── Source records ──

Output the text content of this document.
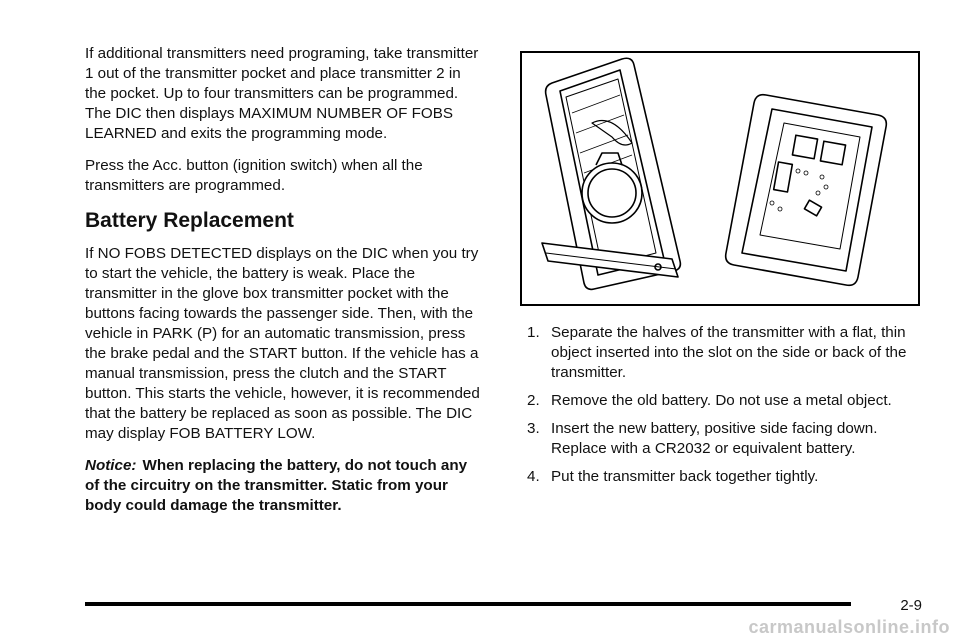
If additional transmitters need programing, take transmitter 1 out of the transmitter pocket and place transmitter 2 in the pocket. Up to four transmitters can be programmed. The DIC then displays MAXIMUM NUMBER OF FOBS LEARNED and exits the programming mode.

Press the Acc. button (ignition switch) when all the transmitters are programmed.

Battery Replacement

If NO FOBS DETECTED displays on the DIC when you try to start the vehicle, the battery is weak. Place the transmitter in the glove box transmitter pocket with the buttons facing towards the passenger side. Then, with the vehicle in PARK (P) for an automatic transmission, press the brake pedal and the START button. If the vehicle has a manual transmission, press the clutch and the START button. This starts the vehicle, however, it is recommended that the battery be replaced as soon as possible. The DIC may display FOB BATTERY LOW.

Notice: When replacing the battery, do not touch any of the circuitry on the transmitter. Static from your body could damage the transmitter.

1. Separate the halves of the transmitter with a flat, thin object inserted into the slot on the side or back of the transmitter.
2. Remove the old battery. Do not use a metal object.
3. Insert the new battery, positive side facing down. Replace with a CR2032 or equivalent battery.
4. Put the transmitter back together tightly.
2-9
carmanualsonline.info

───
── Source records ──

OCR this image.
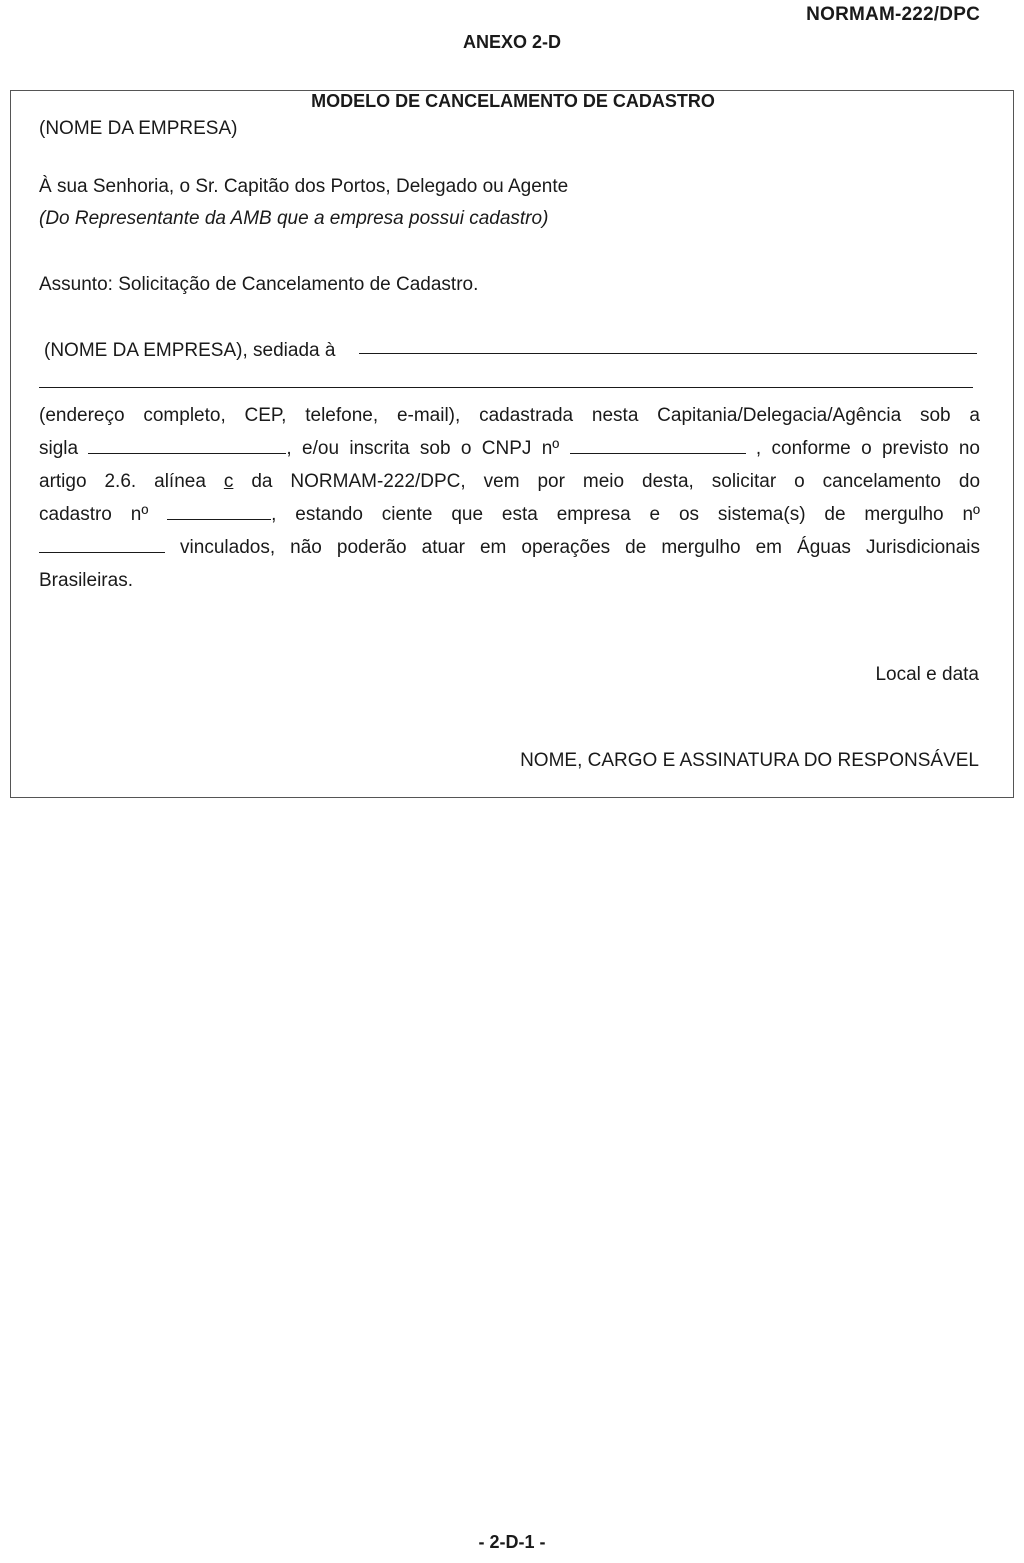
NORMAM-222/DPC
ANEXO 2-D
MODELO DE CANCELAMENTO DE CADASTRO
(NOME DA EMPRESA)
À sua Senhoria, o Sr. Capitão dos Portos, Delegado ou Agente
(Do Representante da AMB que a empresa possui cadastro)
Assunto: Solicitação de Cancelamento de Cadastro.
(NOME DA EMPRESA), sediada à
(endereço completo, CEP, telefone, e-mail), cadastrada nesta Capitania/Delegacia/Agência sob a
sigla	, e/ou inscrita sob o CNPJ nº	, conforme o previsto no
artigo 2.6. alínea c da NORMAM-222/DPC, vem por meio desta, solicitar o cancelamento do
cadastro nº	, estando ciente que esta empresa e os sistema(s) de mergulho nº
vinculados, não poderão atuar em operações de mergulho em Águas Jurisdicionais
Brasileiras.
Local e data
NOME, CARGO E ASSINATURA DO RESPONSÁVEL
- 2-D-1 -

───
── Source records ──

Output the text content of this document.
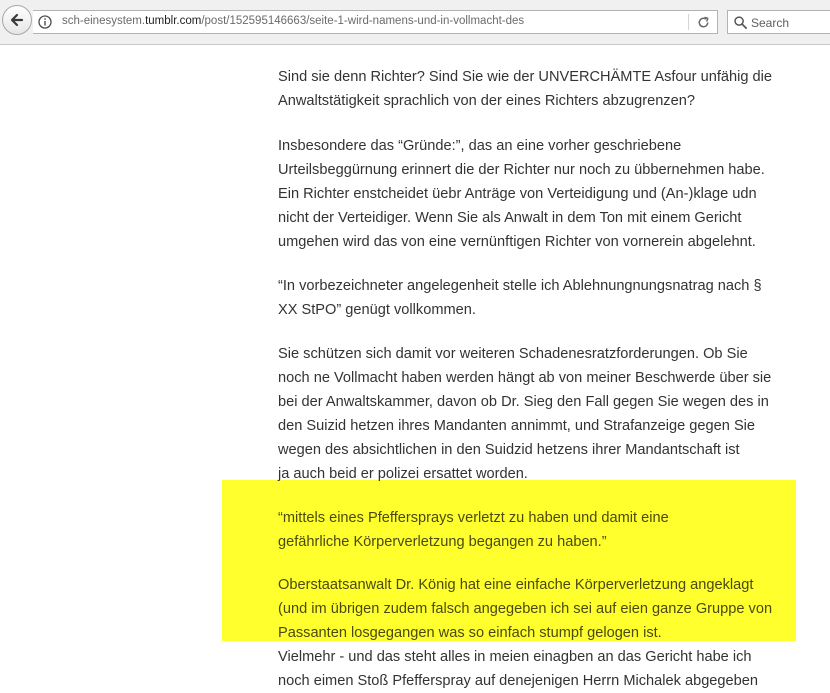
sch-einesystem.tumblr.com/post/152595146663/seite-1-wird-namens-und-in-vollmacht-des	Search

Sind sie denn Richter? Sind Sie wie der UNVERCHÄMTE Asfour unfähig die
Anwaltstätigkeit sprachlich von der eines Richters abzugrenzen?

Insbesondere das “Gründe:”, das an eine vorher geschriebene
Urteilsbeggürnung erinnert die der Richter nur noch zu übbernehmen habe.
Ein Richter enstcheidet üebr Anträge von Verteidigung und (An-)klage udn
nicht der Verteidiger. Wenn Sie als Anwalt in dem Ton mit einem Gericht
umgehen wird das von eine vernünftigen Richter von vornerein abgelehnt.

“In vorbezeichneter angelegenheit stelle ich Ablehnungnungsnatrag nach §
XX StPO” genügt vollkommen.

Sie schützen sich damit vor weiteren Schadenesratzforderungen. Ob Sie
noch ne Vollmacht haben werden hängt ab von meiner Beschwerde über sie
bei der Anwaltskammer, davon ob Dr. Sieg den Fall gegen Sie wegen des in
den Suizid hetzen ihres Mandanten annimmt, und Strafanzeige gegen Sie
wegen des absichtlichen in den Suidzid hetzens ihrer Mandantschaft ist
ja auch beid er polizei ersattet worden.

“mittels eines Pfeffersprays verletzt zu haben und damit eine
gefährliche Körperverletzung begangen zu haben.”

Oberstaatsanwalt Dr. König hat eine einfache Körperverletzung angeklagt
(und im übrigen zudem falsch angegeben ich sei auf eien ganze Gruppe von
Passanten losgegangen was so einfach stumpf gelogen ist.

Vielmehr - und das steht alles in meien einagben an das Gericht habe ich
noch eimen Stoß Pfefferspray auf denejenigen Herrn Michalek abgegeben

───

**Your task**
From the data above, gather every line that includes the word "programmed".

**Output of the exercise**
If additional transmitters need programing, take transmitter 1 out of the transmitter pocket and place transmitter 2 in the pocket. Up to four transmitters can be programmed. The DIC then displays MAXIMUM NUMBER OF FOBS LEARNED and exits the programming mode.
Press the Acc. button (ignition switch) when all the transmitters are programmed.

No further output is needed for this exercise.